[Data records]
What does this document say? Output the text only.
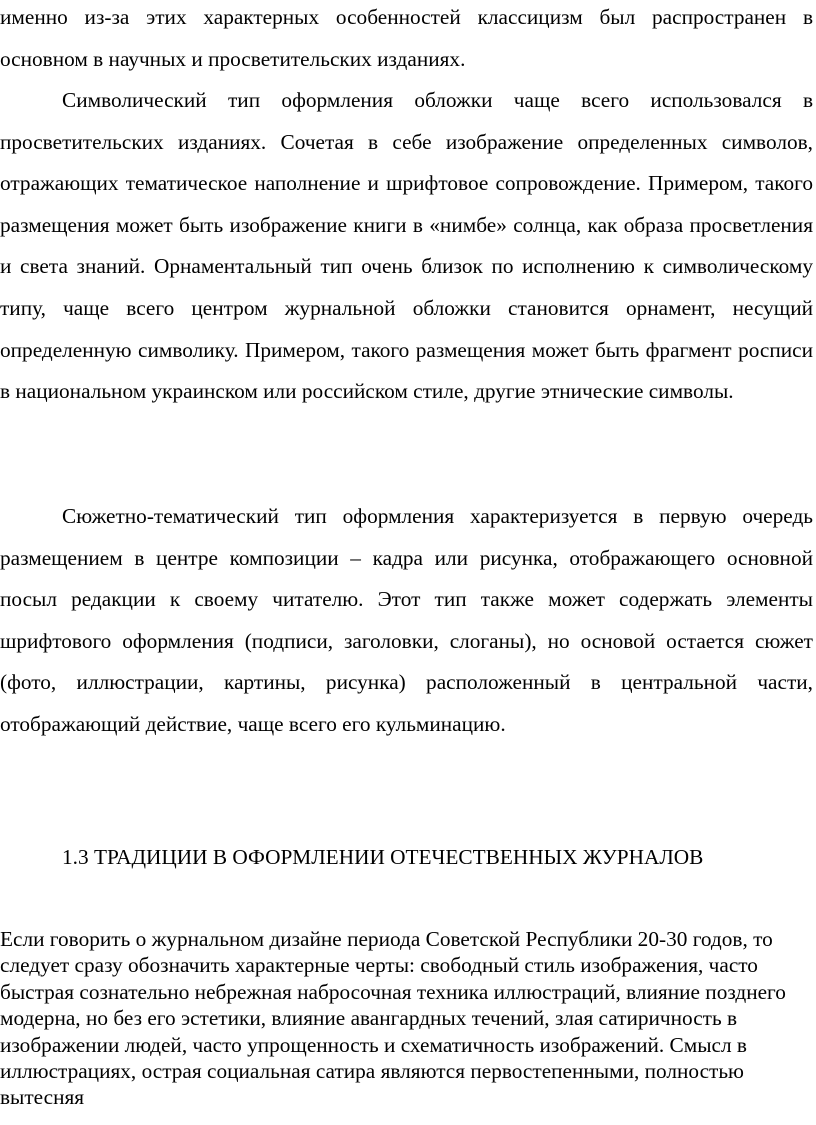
именно из-за этих характерных особенностей классицизм был распространен в основном в научных и просветительских изданиях.

Символический тип оформления обложки чаще всего использовался в просветительских изданиях. Сочетая в себе изображение определенных символов, отражающих тематическое наполнение и шрифтовое сопровождение. Примером, такого размещения может быть изображение книги в «нимбе» солнца, как образа просветления и света знаний. Орнаментальный тип очень близок по исполнению к символическому типу, чаще всего центром журнальной обложки становится орнамент, несущий определенную символику. Примером, такого размещения может быть фрагмент росписи в национальном украинском или российском стиле, другие этнические символы.

Сюжетно-тематический тип оформления характеризуется в первую очередь размещением в центре композиции – кадра или рисунка, отображающего основной посыл редакции к своему читателю. Этот тип также может содержать элементы шрифтового оформления (подписи, заголовки, слоганы), но основой остается сюжет (фото, иллюстрации, картины, рисунка) расположенный в центральной части, отображающий действие, чаще всего его кульминацию.

1.3 ТРАДИЦИИ В ОФОРМЛЕНИИ ОТЕЧЕСТВЕННЫХ ЖУРНАЛОВ

Если говорить о журнальном дизайне периода Советской Республики 20-30 годов, то следует сразу обозначить характерные черты: свободный стиль изображения, часто быстрая сознательно небрежная набросочная техника иллюстраций, влияние позднего модерна, но без его эстетики, влияние авангардных течений, злая сатиричность в изображении людей, часто упрощенность и схематичность изображений. Смысл в иллюстрациях, острая социальная сатира являются первостепенными, полностью вытесняя
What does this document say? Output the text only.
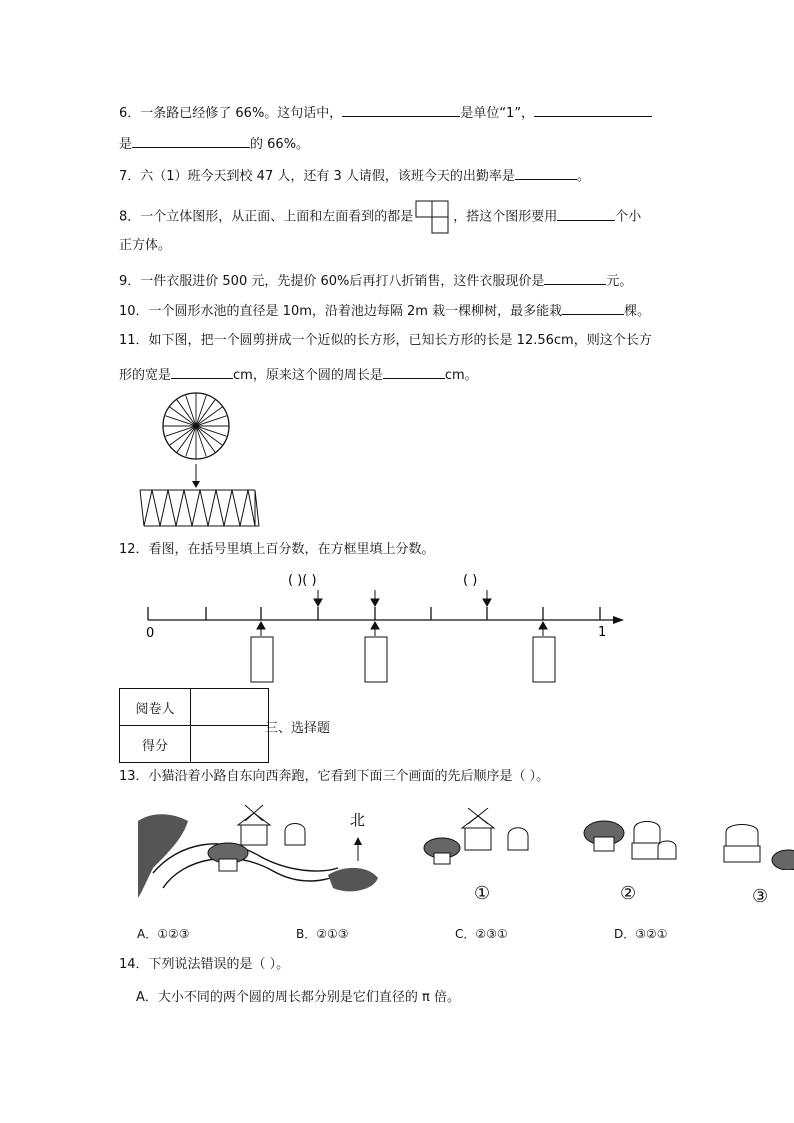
6．一条路已经修了 66%。这句话中，	是单位“1”，
是	的 66%。
7．六（1）班今天到校 47 人，还有 3 人请假，该班今天的出勤率是	。
8．一个立体图形，从正面、上面和左面看到的都是	，搭这个图形要用	个小
正方体。
9．一件衣服进价 500 元，先提价 60%后再打八折销售，这件衣服现价是	元。
10．一个圆形水池的直径是 10m，沿着池边每隔 2m 栽一棵柳树，最多能栽	棵。
11．如下图，把一个圆剪拼成一个近似的长方形，已知长方形的长是 12.56cm，则这个长方
形的宽是	cm，原来这个圆的周长是	cm。
12．看图，在括号里填上百分数，在方框里填上分数。
( )( )	( )
0	1
阅卷人	
得分	
三、选择题
13．小猫沿着小路自东向西奔跑，它看到下面三个画面的先后顺序是（ ）。
北
①	②	③
A．①②③	B．②①③	C．②③①	D．③②①
14．下列说法错误的是（ ）。
A．大小不同的两个圆的周长都分别是它们直径的 π 倍。
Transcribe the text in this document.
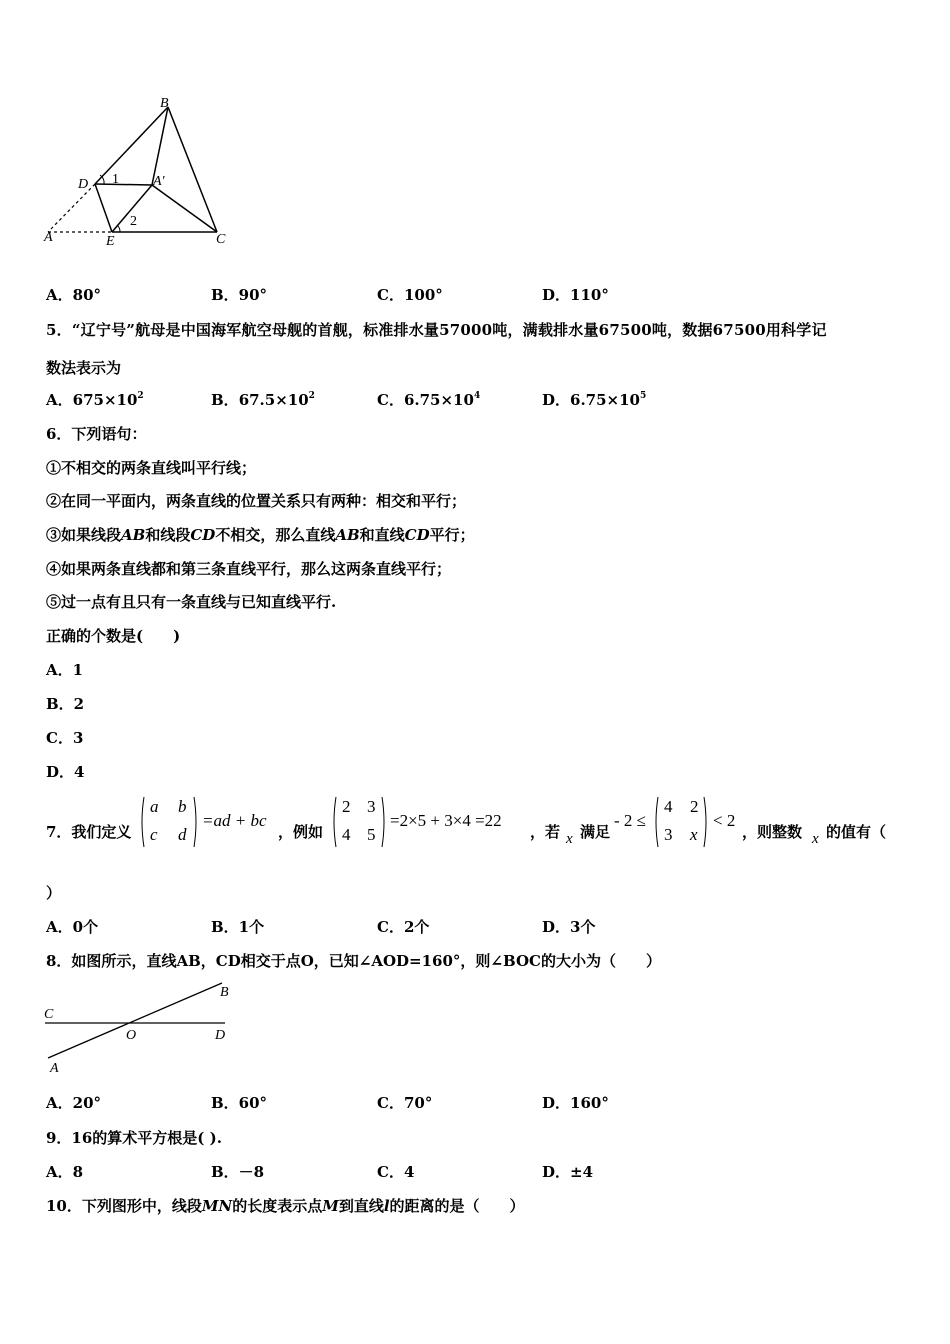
B
D 1 A′
2
A	E	C
A．80°	B．90°	C．100°	D．110°
5．“辽宁号”航母是中国海军航空母舰的首舰，标准排水量57000吨，满载排水量67500吨，数据67500用科学记
数法表示为
A．$675\times 10^2$	B．$67.5\times 10^2$	C．$6.75\times 10^4$	D．$6.75\times 10^5$
6．下列语句：
①不相交的两条直线叫平行线；
②在同一平面内，两条直线的位置关系只有两种：相交和平行；
③如果线段AB和线段CD不相交，那么直线AB和直线CD平行；
④如果两条直线都和第三条直线平行，那么这两条直线平行；
⑤过一点有且只有一条直线与已知直线平行.
正确的个数是(　　)
A．1
B．2
C．3
D．4
7．我们定义
a b
c d
=ad + bc
，例如
2 3
4 5
=2×5 + 3×4 =22
，若 x 满足
- 2 ≤
4 2
3 x
< 2
，则整数 x 的值有（
）
A．0个	B．1个	C．2个	D．3个
8．如图所示，直线AB，CD相交于点O，已知∠AOD=160°，则∠BOC的大小为（　　）
C
B
O	D
A
A．20°	B．60°	C．70°	D．160°
9．16的算术平方根是( ).
A．8	B．－8	C．4	D．±4
10．下列图形中，线段MN的长度表示点M到直线l的距离的是（　　）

▸ **Exercise**
In the records above, locate the line containing "Transcribe the text in this document.", then copy exactly that line and every line after it through the end, omitting pictures.

▸ **Full output**
Transcribe the text in this document.
B
D 1 A′
2
A	E	C
A．80°	B．90°	C．100°	D．110°
5．“辽宁号”航母是中国海军航空母舰的首舰，标准排水量57000吨，满载排水量67500吨，数据67500用科学记
数法表示为
A．$675\times 10^2$	B．$67.5\times 10^2$	C．$6.75\times 10^4$	D．$6.75\times 10^5$
6．下列语句：
①不相交的两条直线叫平行线；
②在同一平面内，两条直线的位置关系只有两种：相交和平行；
③如果线段AB和线段CD不相交，那么直线AB和直线CD平行；
④如果两条直线都和第三条直线平行，那么这两条直线平行；
⑤过一点有且只有一条直线与已知直线平行.
正确的个数是(　　)
A．1
B．2
C．3
D．4
7．我们定义
a b
c d
=ad + bc
，例如
2 3
4 5
=2×5 + 3×4 =22
，若 x 满足
- 2 ≤
4 2
3 x
< 2
，则整数 x 的值有（
）
A．0个	B．1个	C．2个	D．3个
8．如图所示，直线AB，CD相交于点O，已知∠AOD=160°，则∠BOC的大小为（　　）
C
B
O	D
A
A．20°	B．60°	C．70°	D．160°
9．16的算术平方根是( ).
A．8	B．－8	C．4	D．±4
10．下列图形中，线段MN的长度表示点M到直线l的距离的是（　　）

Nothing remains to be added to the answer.